EXERCISE OBJECTIVE ▸ Skip the images. Copy the records exactly as written.

SOURCE DATA ▸

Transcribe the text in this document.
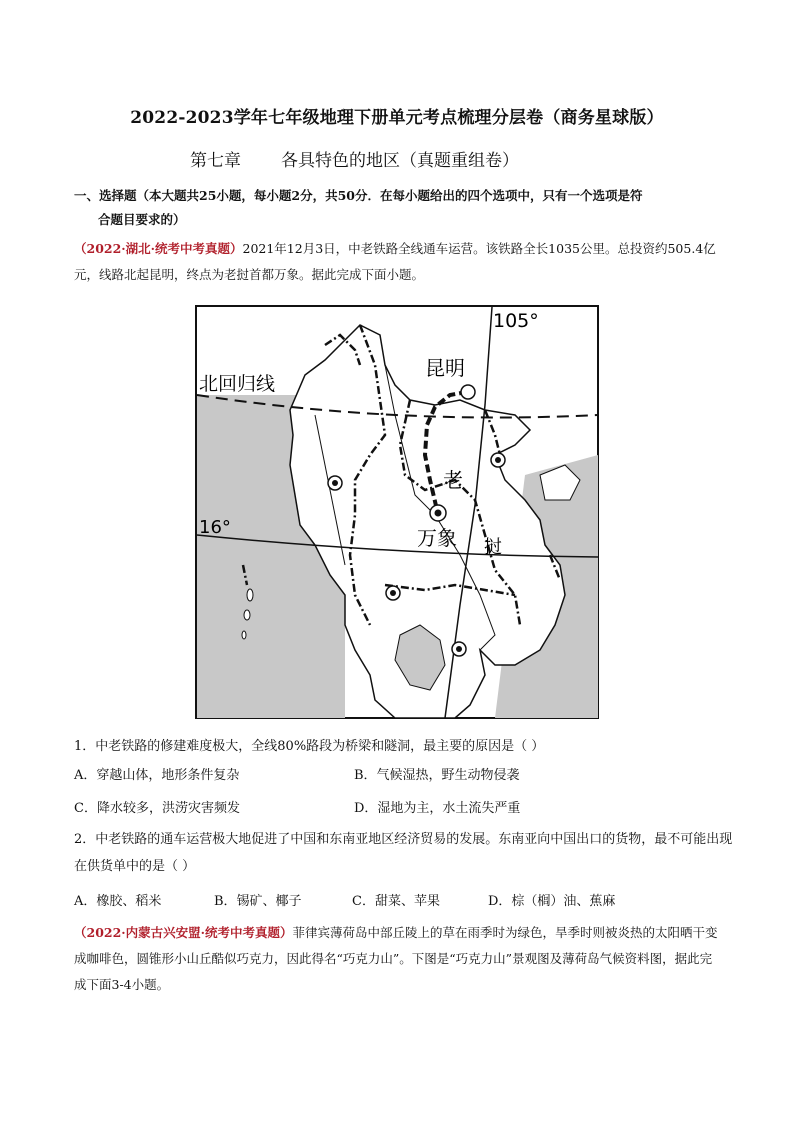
2022-2023学年七年级地理下册单元考点梳理分层卷（商务星球版）
第七章 各具特色的地区（真题重组卷）
一、选择题（本大题共25小题，每小题2分，共50分．在每小题给出的四个选项中，只有一个选项是符
合题目要求的）
（2022·湖北·统考中考真题）2021年12月3日，中老铁路全线通车运营。该铁路全长1035公里。总投资约505.4亿元，线路北起昆明，终点为老挝首都万象。据此完成下面小题。
105°
昆明
北回归线
16°
老
万象 挝
1．中老铁路的修建难度极大，全线80%路段为桥梁和隧洞，最主要的原因是（ ）
A．穿越山体，地形条件复杂	B．气候湿热，野生动物侵袭
C．降水较多，洪涝灾害频发	D．湿地为主，水土流失严重
2．中老铁路的通车运营极大地促进了中国和东南亚地区经济贸易的发展。东南亚向中国出口的货物，最不可能出现在供货单中的是（ ）
A．橡胶、稻米	B．锡矿、椰子	C．甜菜、苹果	D．棕（榈）油、蕉麻
（2022·内蒙古兴安盟·统考中考真题）菲律宾薄荷岛中部丘陵上的草在雨季时为绿色，旱季时则被炎热的太阳晒干变成咖啡色，圆锥形小山丘酷似巧克力，因此得名“巧克力山”。下图是“巧克力山”景观图及薄荷岛气候资料图，据此完成下面3-4小题。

COMPLETE RESPONSE ▸
Transcribe the text in this document.
2022-2023学年七年级地理下册单元考点梳理分层卷（商务星球版）
第七章 各具特色的地区（真题重组卷）
一、选择题（本大题共25小题，每小题2分，共50分．在每小题给出的四个选项中，只有一个选项是符
合题目要求的）
（2022·湖北·统考中考真题）2021年12月3日，中老铁路全线通车运营。该铁路全长1035公里。总投资约505.4亿元，线路北起昆明，终点为老挝首都万象。据此完成下面小题。
105°
昆明
北回归线
16°
老
万象 挝
1．中老铁路的修建难度极大，全线80%路段为桥梁和隧洞，最主要的原因是（ ）
A．穿越山体，地形条件复杂	B．气候湿热，野生动物侵袭
C．降水较多，洪涝灾害频发	D．湿地为主，水土流失严重
2．中老铁路的通车运营极大地促进了中国和东南亚地区经济贸易的发展。东南亚向中国出口的货物，最不可能出现在供货单中的是（ ）
A．橡胶、稻米	B．锡矿、椰子	C．甜菜、苹果	D．棕（榈）油、蕉麻
（2022·内蒙古兴安盟·统考中考真题）菲律宾薄荷岛中部丘陵上的草在雨季时为绿色，旱季时则被炎热的太阳晒干变成咖啡色，圆锥形小山丘酷似巧克力，因此得名“巧克力山”。下图是“巧克力山”景观图及薄荷岛气候资料图，据此完成下面3-4小题。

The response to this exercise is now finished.